Dataset items:
———

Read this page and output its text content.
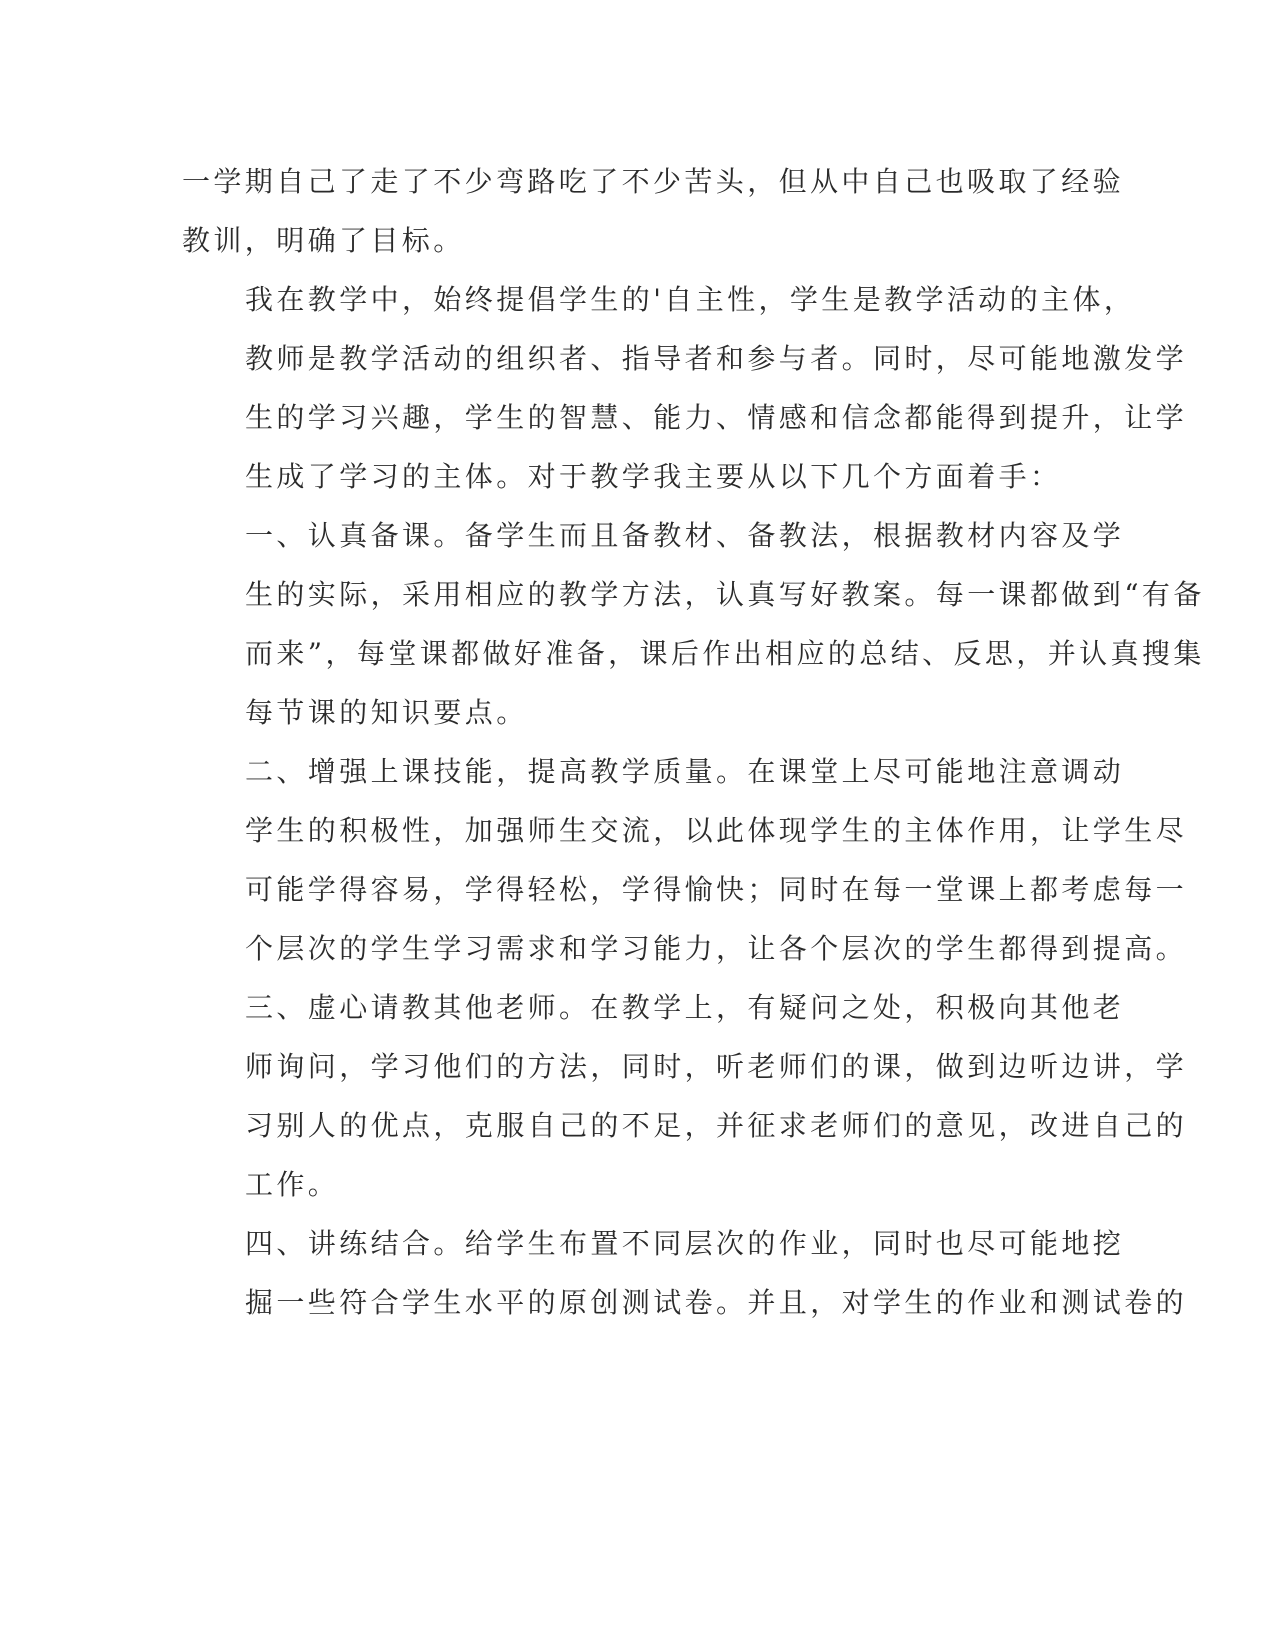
一学期自己了走了不少弯路吃了不少苦头，但从中自己也吸取了经验
教训，明确了目标。

我在教学中，始终提倡学生的'自主性，学生是教学活动的主体，
教师是教学活动的组织者、指导者和参与者。同时，尽可能地激发学
生的学习兴趣，学生的智慧、能力、情感和信念都能得到提升，让学
生成了学习的主体。对于教学我主要从以下几个方面着手：

一、认真备课。备学生而且备教材、备教法，根据教材内容及学
生的实际，采用相应的教学方法，认真写好教案。每一课都做到“有备
而来”，每堂课都做好准备，课后作出相应的总结、反思，并认真搜集
每节课的知识要点。

二、增强上课技能，提高教学质量。在课堂上尽可能地注意调动
学生的积极性，加强师生交流，以此体现学生的主体作用，让学生尽
可能学得容易，学得轻松，学得愉快；同时在每一堂课上都考虑每一
个层次的学生学习需求和学习能力，让各个层次的学生都得到提高。

三、虚心请教其他老师。在教学上，有疑问之处，积极向其他老
师询问，学习他们的方法，同时，听老师们的课，做到边听边讲，学
习别人的优点，克服自己的不足，并征求老师们的意见，改进自己的
工作。

四、讲练结合。给学生布置不同层次的作业，同时也尽可能地挖
掘一些符合学生水平的原创测试卷。并且，对学生的作业和测试卷的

———

*JOB*. Omit the pictures, then output the rest of the listing exactly.

*WRITTEN RESPONSE*.
Read this page and output its text content.
一学期自己了走了不少弯路吃了不少苦头，但从中自己也吸取了经验
教训，明确了目标。

我在教学中，始终提倡学生的'自主性，学生是教学活动的主体，
教师是教学活动的组织者、指导者和参与者。同时，尽可能地激发学
生的学习兴趣，学生的智慧、能力、情感和信念都能得到提升，让学
生成了学习的主体。对于教学我主要从以下几个方面着手：

一、认真备课。备学生而且备教材、备教法，根据教材内容及学
生的实际，采用相应的教学方法，认真写好教案。每一课都做到“有备
而来”，每堂课都做好准备，课后作出相应的总结、反思，并认真搜集
每节课的知识要点。

二、增强上课技能，提高教学质量。在课堂上尽可能地注意调动
学生的积极性，加强师生交流，以此体现学生的主体作用，让学生尽
可能学得容易，学得轻松，学得愉快；同时在每一堂课上都考虑每一
个层次的学生学习需求和学习能力，让各个层次的学生都得到提高。

三、虚心请教其他老师。在教学上，有疑问之处，积极向其他老
师询问，学习他们的方法，同时，听老师们的课，做到边听边讲，学
习别人的优点，克服自己的不足，并征求老师们的意见，改进自己的
工作。

四、讲练结合。给学生布置不同层次的作业，同时也尽可能地挖
掘一些符合学生水平的原创测试卷。并且，对学生的作业和测试卷的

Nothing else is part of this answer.